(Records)
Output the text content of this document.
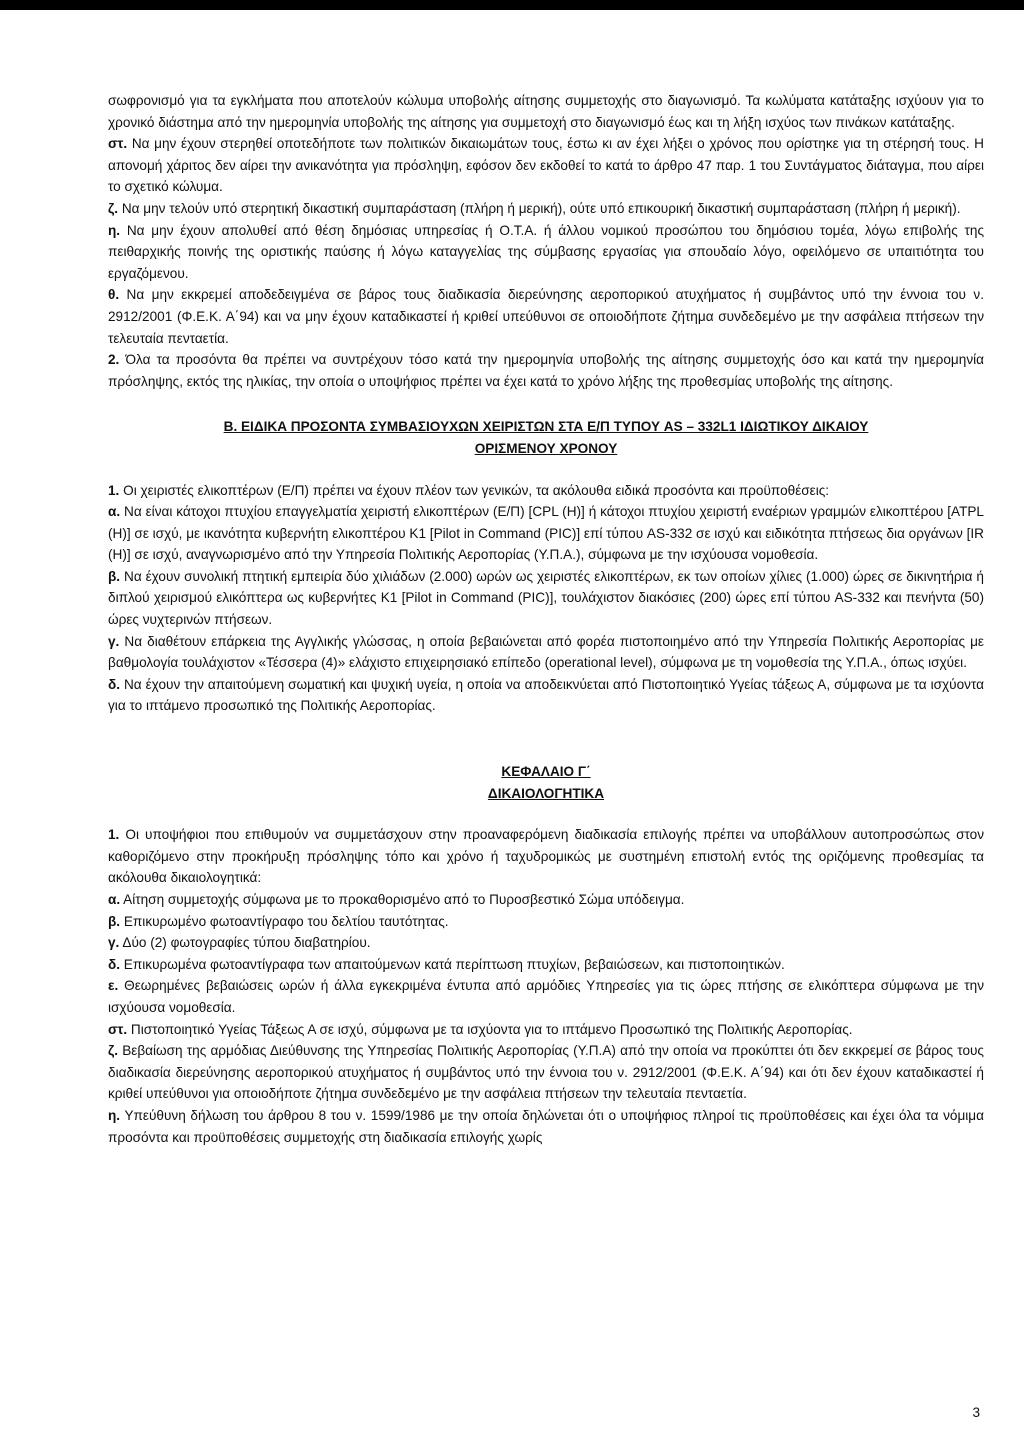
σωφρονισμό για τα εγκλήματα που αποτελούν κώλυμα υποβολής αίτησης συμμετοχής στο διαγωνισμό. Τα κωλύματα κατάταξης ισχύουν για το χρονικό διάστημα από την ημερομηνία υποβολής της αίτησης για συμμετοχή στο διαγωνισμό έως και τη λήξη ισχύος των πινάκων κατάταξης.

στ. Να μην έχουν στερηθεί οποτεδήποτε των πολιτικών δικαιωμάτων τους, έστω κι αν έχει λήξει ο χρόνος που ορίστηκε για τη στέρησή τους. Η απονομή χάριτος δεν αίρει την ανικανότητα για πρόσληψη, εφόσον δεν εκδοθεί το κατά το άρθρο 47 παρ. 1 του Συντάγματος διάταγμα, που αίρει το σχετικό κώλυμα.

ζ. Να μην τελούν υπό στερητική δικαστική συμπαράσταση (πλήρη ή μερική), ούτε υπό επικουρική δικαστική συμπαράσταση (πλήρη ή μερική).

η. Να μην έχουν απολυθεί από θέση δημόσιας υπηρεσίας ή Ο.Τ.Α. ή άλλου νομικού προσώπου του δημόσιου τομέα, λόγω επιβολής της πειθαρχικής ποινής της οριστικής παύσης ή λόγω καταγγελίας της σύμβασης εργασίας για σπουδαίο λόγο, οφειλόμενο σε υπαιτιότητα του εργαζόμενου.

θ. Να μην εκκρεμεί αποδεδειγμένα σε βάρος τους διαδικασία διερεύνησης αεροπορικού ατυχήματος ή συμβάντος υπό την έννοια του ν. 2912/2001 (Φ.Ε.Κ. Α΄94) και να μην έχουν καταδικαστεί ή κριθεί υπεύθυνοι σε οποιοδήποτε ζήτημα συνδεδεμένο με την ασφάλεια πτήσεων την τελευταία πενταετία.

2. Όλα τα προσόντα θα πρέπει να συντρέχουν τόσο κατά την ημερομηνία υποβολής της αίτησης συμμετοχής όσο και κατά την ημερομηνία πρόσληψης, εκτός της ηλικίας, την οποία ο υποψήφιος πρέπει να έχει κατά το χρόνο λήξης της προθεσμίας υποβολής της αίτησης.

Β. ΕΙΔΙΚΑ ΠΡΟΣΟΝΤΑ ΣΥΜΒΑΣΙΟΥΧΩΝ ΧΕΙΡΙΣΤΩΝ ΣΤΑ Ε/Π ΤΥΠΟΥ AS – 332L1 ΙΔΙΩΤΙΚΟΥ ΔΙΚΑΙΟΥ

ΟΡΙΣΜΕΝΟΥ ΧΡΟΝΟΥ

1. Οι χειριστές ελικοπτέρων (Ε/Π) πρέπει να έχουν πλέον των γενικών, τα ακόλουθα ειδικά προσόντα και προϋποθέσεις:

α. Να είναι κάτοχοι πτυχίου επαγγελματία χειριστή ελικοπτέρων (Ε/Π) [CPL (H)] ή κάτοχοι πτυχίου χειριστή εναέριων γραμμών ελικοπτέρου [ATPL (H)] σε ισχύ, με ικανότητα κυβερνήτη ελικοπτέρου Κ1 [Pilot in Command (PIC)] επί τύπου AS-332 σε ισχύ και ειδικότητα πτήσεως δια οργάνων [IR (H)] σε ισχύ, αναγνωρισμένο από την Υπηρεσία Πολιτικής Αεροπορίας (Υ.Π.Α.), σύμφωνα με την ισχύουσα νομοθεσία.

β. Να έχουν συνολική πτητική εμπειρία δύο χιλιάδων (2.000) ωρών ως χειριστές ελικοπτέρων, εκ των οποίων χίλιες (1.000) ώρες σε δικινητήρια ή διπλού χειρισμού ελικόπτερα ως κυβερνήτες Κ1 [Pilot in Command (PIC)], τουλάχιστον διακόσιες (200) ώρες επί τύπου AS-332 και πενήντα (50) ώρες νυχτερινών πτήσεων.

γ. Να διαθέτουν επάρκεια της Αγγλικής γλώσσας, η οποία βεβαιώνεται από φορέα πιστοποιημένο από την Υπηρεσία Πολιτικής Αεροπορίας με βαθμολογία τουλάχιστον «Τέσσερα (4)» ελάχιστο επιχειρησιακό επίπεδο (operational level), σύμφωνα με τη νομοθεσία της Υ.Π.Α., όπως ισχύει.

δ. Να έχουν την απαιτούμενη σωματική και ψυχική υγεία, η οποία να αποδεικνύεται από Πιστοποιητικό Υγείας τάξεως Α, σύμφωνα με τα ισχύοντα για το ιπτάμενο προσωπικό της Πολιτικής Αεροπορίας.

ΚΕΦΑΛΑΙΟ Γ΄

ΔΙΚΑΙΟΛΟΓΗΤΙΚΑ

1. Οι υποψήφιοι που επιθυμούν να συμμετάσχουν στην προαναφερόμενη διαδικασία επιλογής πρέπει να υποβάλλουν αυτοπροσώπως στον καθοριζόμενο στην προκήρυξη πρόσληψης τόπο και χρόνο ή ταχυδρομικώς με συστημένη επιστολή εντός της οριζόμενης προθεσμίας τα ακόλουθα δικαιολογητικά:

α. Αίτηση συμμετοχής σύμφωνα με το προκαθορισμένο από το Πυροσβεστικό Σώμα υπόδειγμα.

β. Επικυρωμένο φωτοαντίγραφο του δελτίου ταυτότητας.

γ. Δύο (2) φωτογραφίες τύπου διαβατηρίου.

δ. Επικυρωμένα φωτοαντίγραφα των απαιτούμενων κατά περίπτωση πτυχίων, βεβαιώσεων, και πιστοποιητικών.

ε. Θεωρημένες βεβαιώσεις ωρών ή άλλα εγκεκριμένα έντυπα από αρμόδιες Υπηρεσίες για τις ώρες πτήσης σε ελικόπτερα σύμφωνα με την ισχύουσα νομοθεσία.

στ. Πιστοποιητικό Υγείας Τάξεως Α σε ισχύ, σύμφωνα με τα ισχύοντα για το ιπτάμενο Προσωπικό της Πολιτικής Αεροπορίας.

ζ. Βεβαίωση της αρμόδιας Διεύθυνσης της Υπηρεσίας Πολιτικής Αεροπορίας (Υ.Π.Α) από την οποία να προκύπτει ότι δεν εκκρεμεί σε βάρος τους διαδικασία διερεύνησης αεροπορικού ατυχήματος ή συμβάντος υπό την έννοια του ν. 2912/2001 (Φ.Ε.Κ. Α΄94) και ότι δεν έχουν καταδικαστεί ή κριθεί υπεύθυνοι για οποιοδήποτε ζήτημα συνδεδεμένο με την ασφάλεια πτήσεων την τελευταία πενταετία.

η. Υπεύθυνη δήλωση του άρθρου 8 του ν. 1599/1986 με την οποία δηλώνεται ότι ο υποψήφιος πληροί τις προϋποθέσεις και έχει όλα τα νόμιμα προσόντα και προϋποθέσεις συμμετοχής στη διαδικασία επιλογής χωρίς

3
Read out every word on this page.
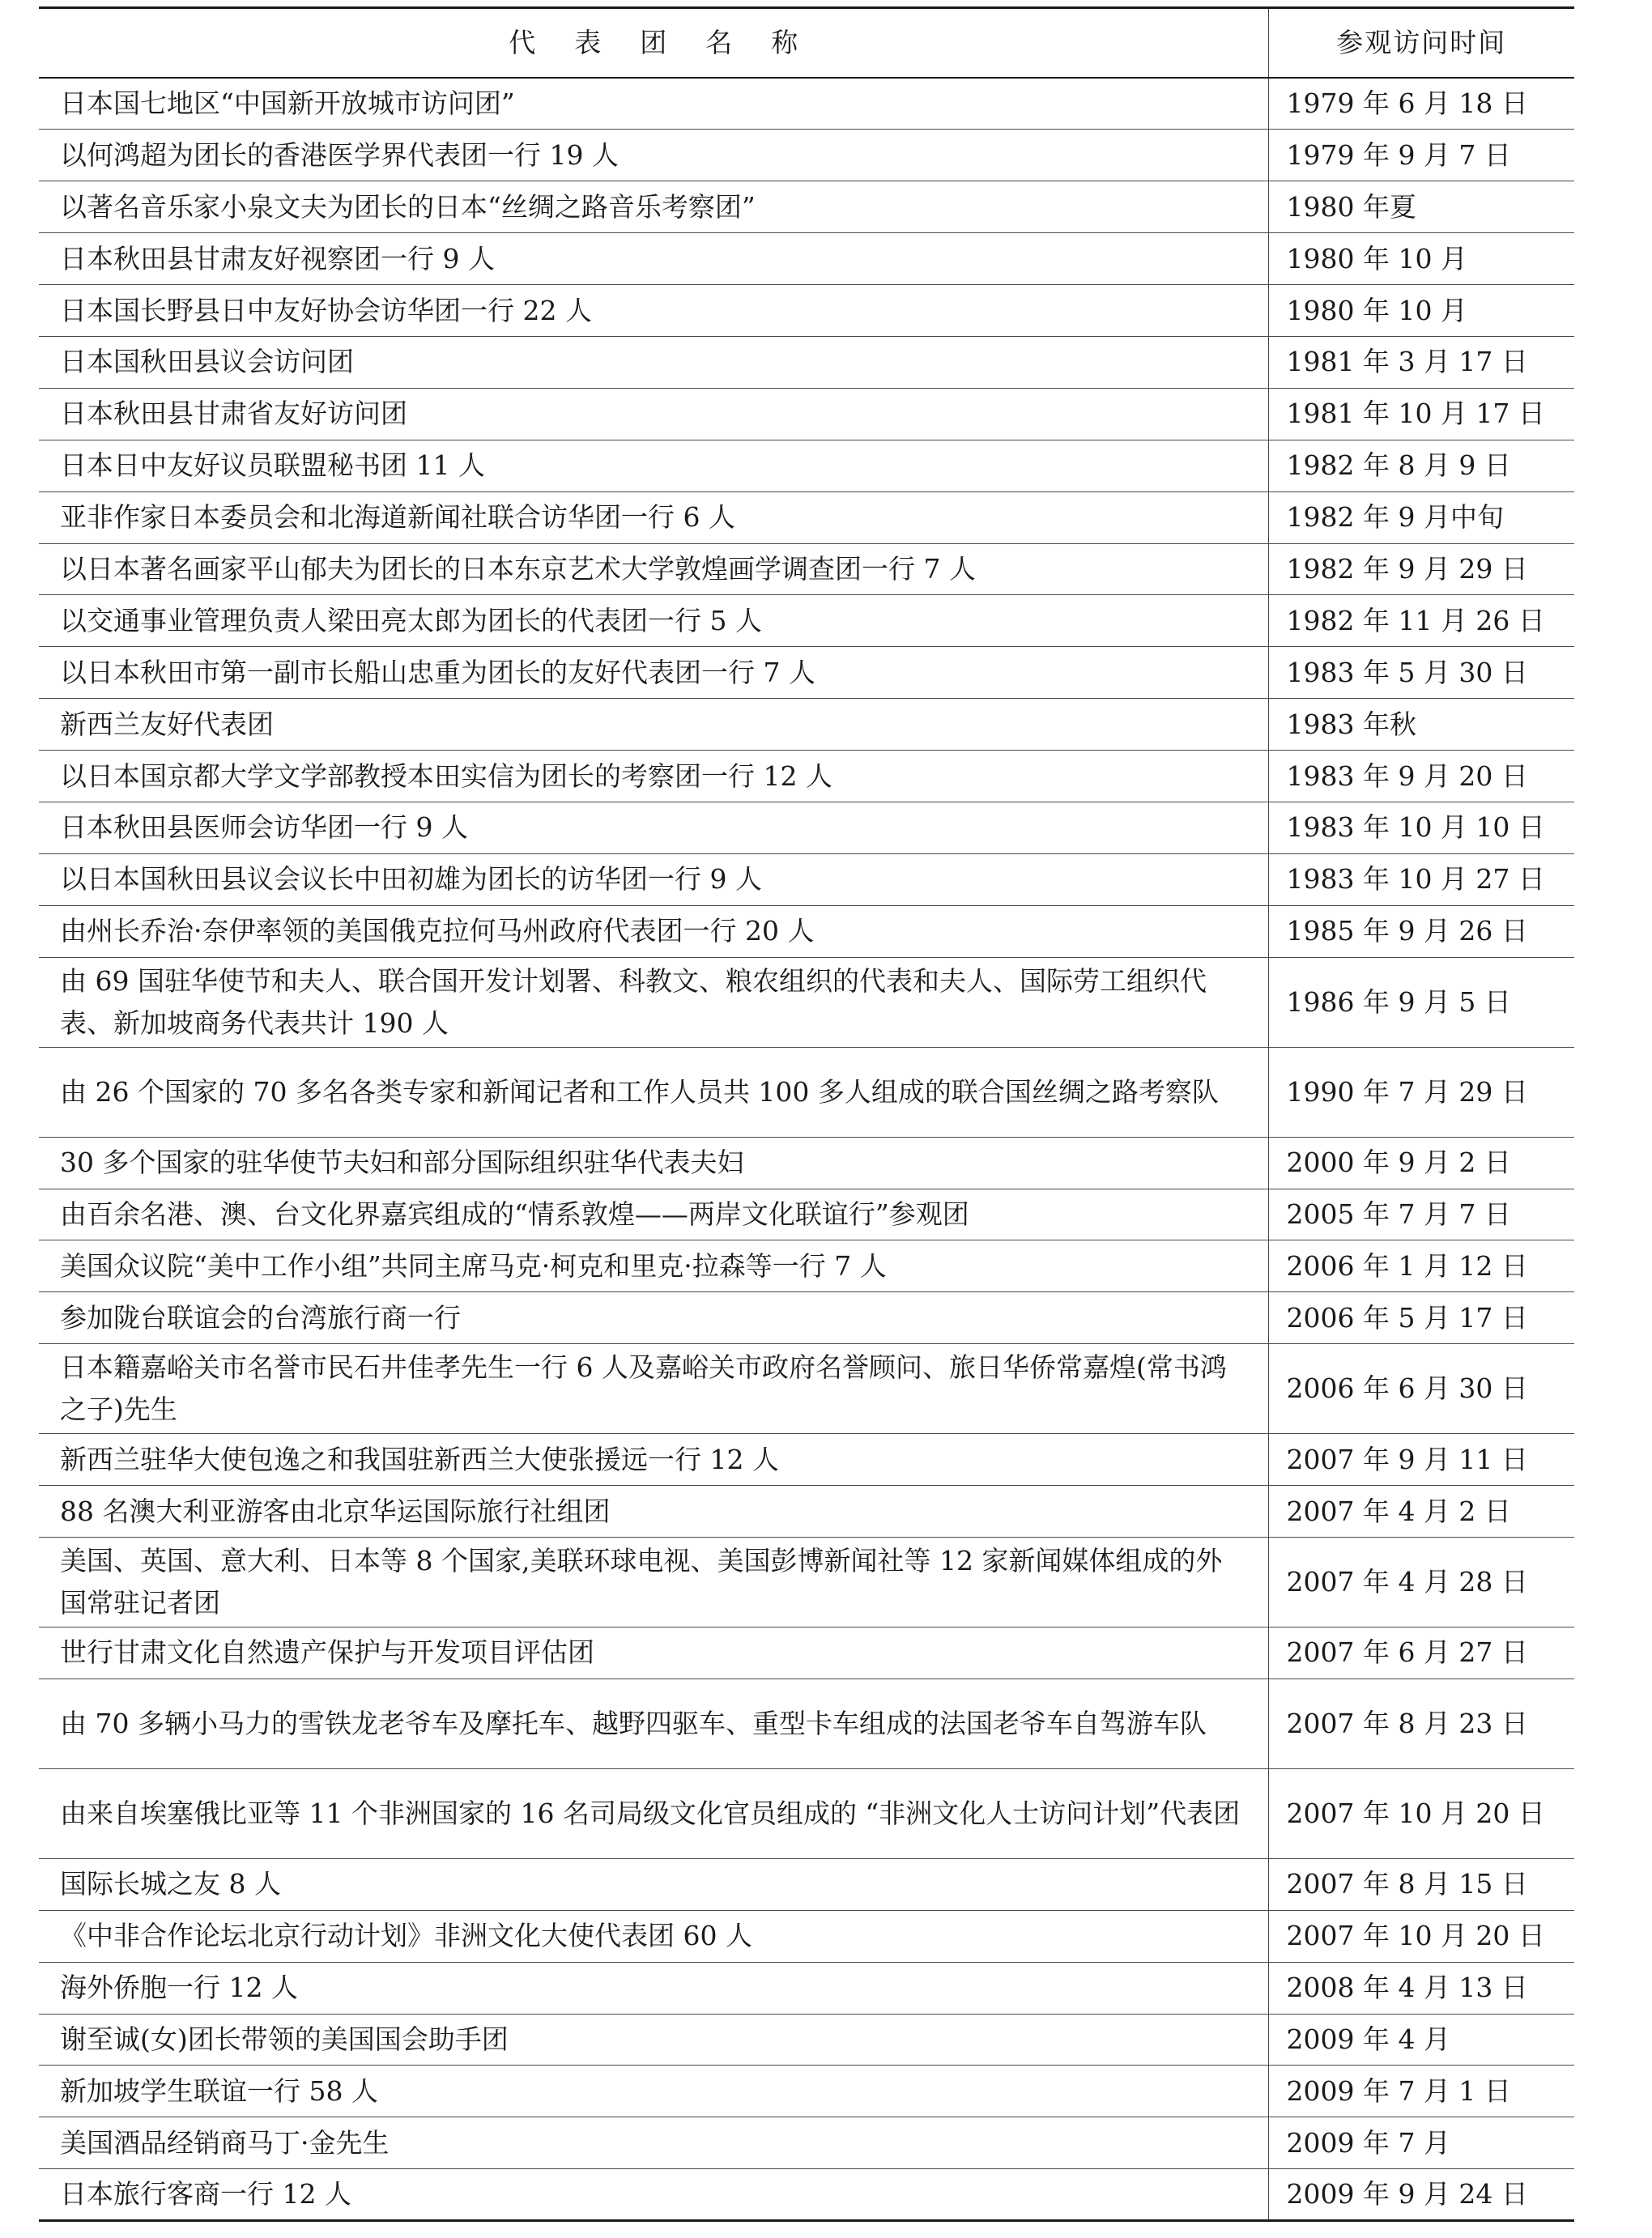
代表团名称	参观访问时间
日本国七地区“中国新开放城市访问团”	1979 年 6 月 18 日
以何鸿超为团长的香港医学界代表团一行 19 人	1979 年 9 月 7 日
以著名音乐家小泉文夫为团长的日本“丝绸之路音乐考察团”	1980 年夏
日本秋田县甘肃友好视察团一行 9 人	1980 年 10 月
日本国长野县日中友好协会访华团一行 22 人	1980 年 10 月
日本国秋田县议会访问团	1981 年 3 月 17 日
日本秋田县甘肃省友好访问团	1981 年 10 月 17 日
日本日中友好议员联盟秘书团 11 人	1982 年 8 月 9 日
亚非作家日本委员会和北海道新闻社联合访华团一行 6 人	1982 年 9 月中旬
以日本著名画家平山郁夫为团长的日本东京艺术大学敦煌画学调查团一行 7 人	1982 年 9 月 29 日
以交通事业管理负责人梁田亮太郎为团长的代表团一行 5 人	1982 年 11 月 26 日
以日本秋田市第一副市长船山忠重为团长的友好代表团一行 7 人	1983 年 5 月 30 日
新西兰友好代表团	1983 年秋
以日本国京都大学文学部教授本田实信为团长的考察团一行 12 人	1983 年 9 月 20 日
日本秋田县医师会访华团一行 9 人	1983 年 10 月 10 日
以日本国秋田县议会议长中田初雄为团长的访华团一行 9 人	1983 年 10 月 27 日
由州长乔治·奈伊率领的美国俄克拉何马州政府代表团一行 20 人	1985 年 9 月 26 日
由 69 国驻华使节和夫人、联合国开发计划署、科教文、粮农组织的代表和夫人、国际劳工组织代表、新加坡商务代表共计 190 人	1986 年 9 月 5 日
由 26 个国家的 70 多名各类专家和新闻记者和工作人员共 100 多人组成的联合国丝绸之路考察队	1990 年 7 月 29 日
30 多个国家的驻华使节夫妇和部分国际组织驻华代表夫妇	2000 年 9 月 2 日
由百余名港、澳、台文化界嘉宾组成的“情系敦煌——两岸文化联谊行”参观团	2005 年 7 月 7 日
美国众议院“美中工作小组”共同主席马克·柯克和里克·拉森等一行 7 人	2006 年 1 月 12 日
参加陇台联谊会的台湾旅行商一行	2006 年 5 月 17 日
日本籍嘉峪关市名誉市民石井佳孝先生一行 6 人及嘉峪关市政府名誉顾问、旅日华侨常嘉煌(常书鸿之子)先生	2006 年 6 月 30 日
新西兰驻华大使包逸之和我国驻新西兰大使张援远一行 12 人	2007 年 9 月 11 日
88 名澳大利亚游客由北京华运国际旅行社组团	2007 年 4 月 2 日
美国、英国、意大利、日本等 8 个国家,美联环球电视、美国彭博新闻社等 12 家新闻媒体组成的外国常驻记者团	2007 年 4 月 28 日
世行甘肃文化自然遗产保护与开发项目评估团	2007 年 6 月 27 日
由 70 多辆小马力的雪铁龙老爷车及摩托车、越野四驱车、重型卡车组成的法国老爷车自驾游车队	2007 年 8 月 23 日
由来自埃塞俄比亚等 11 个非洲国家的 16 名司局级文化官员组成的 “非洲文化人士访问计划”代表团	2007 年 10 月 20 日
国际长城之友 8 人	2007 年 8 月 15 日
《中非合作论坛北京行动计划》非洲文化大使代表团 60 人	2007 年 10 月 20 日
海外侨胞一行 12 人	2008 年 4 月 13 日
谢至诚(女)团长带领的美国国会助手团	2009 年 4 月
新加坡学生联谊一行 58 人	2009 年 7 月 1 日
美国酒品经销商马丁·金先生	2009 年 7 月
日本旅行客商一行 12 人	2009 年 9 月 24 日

# What the exercise asks
Output the span from the line with "Read out every word on this page." through the last line of the data, inclusive and exact, and omit every picture.

# Result
Read out every word on this page.
代表团名称	参观访问时间
日本国七地区“中国新开放城市访问团”	1979 年 6 月 18 日
以何鸿超为团长的香港医学界代表团一行 19 人	1979 年 9 月 7 日
以著名音乐家小泉文夫为团长的日本“丝绸之路音乐考察团”	1980 年夏
日本秋田县甘肃友好视察团一行 9 人	1980 年 10 月
日本国长野县日中友好协会访华团一行 22 人	1980 年 10 月
日本国秋田县议会访问团	1981 年 3 月 17 日
日本秋田县甘肃省友好访问团	1981 年 10 月 17 日
日本日中友好议员联盟秘书团 11 人	1982 年 8 月 9 日
亚非作家日本委员会和北海道新闻社联合访华团一行 6 人	1982 年 9 月中旬
以日本著名画家平山郁夫为团长的日本东京艺术大学敦煌画学调查团一行 7 人	1982 年 9 月 29 日
以交通事业管理负责人梁田亮太郎为团长的代表团一行 5 人	1982 年 11 月 26 日
以日本秋田市第一副市长船山忠重为团长的友好代表团一行 7 人	1983 年 5 月 30 日
新西兰友好代表团	1983 年秋
以日本国京都大学文学部教授本田实信为团长的考察团一行 12 人	1983 年 9 月 20 日
日本秋田县医师会访华团一行 9 人	1983 年 10 月 10 日
以日本国秋田县议会议长中田初雄为团长的访华团一行 9 人	1983 年 10 月 27 日
由州长乔治·奈伊率领的美国俄克拉何马州政府代表团一行 20 人	1985 年 9 月 26 日
由 69 国驻华使节和夫人、联合国开发计划署、科教文、粮农组织的代表和夫人、国际劳工组织代表、新加坡商务代表共计 190 人	1986 年 9 月 5 日
由 26 个国家的 70 多名各类专家和新闻记者和工作人员共 100 多人组成的联合国丝绸之路考察队	1990 年 7 月 29 日
30 多个国家的驻华使节夫妇和部分国际组织驻华代表夫妇	2000 年 9 月 2 日
由百余名港、澳、台文化界嘉宾组成的“情系敦煌——两岸文化联谊行”参观团	2005 年 7 月 7 日
美国众议院“美中工作小组”共同主席马克·柯克和里克·拉森等一行 7 人	2006 年 1 月 12 日
参加陇台联谊会的台湾旅行商一行	2006 年 5 月 17 日
日本籍嘉峪关市名誉市民石井佳孝先生一行 6 人及嘉峪关市政府名誉顾问、旅日华侨常嘉煌(常书鸿之子)先生	2006 年 6 月 30 日
新西兰驻华大使包逸之和我国驻新西兰大使张援远一行 12 人	2007 年 9 月 11 日
88 名澳大利亚游客由北京华运国际旅行社组团	2007 年 4 月 2 日
美国、英国、意大利、日本等 8 个国家,美联环球电视、美国彭博新闻社等 12 家新闻媒体组成的外国常驻记者团	2007 年 4 月 28 日
世行甘肃文化自然遗产保护与开发项目评估团	2007 年 6 月 27 日
由 70 多辆小马力的雪铁龙老爷车及摩托车、越野四驱车、重型卡车组成的法国老爷车自驾游车队	2007 年 8 月 23 日
由来自埃塞俄比亚等 11 个非洲国家的 16 名司局级文化官员组成的 “非洲文化人士访问计划”代表团	2007 年 10 月 20 日
国际长城之友 8 人	2007 年 8 月 15 日
《中非合作论坛北京行动计划》非洲文化大使代表团 60 人	2007 年 10 月 20 日
海外侨胞一行 12 人	2008 年 4 月 13 日
谢至诚(女)团长带领的美国国会助手团	2009 年 4 月
新加坡学生联谊一行 58 人	2009 年 7 月 1 日
美国酒品经销商马丁·金先生	2009 年 7 月
日本旅行客商一行 12 人	2009 年 9 月 24 日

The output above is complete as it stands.